Given request: All the entries need to be quoted exactly, apart from the pictures, which you should drop.

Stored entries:
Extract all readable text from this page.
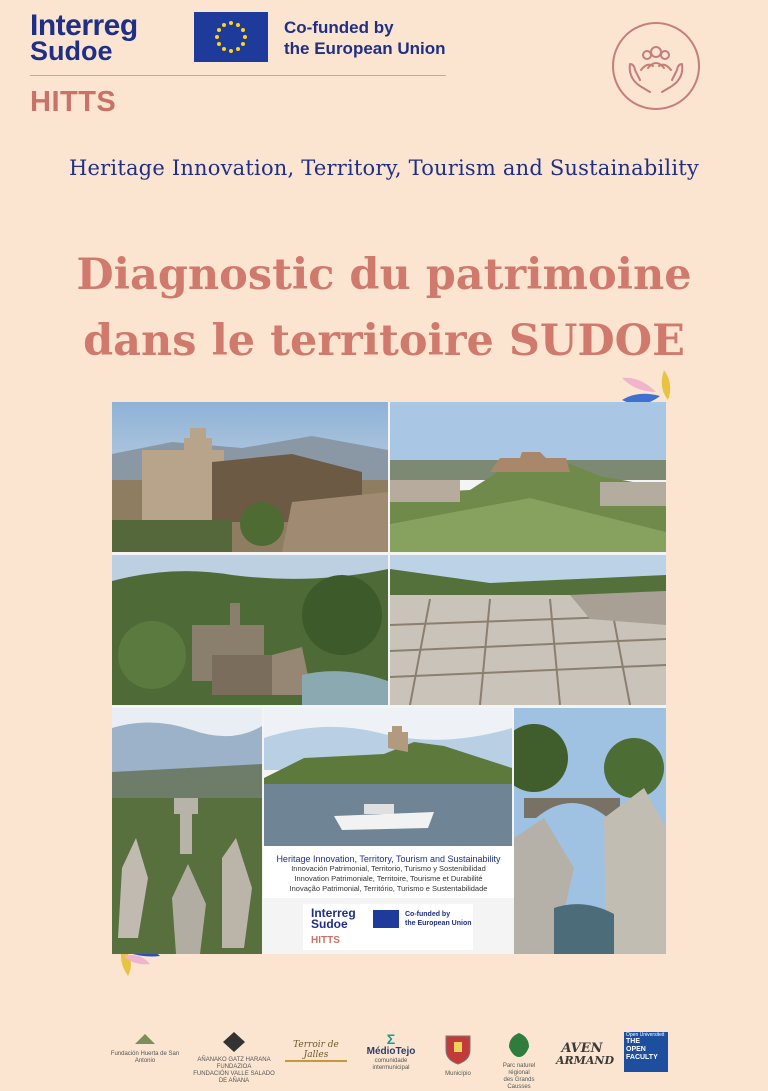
Interreg
Sudoe
Co-funded by
the European Union
HITTS
Heritage Innovation, Territory, Tourism and Sustainability
Diagnostic du patrimoine
dans le territoire SUDOE
Heritage Innovation, Territory, Tourism and Sustainability
Innovación Patrimonial, Territorio, Turismo y Sostenibilidad
Innovation Patrimoniale, Territoire, Tourisme et Durabilité
Inovação Patrimonial, Território, Turismo e Sustentabilidade
Interreg
Sudoe
Co-funded by
the European Union
HITTS
Fundación Huerta de San Antonio	AÑANAKO GATZ HARANA FUNDAZIOA
FUNDACIÓN VALLE SALADO DE AÑANA
Terroir de Jalles
Σ
MédioTejo
comunidade intermunicipal
Município
Parc naturel régional
des Grands Causses
AVEN
ARMAND
Open Universiteit
THE
OPEN
FACULTY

Exercise result:
Extract all readable text from this page.
Interreg
Sudoe
Co-funded by
the European Union
HITTS
Heritage Innovation, Territory, Tourism and Sustainability
Diagnostic du patrimoine
dans le territoire SUDOE
Heritage Innovation, Territory, Tourism and Sustainability
Innovación Patrimonial, Territorio, Turismo y Sostenibilidad
Innovation Patrimoniale, Territoire, Tourisme et Durabilité
Inovação Patrimonial, Território, Turismo e Sustentabilidade
Interreg
Sudoe
Co-funded by
the European Union
HITTS
Fundación Huerta de San Antonio	AÑANAKO GATZ HARANA FUNDAZIOA
FUNDACIÓN VALLE SALADO DE AÑANA
Terroir de Jalles
Σ
MédioTejo
comunidade intermunicipal
Município
Parc naturel régional
des Grands Causses
AVEN
ARMAND
Open Universiteit
THE
OPEN
FACULTY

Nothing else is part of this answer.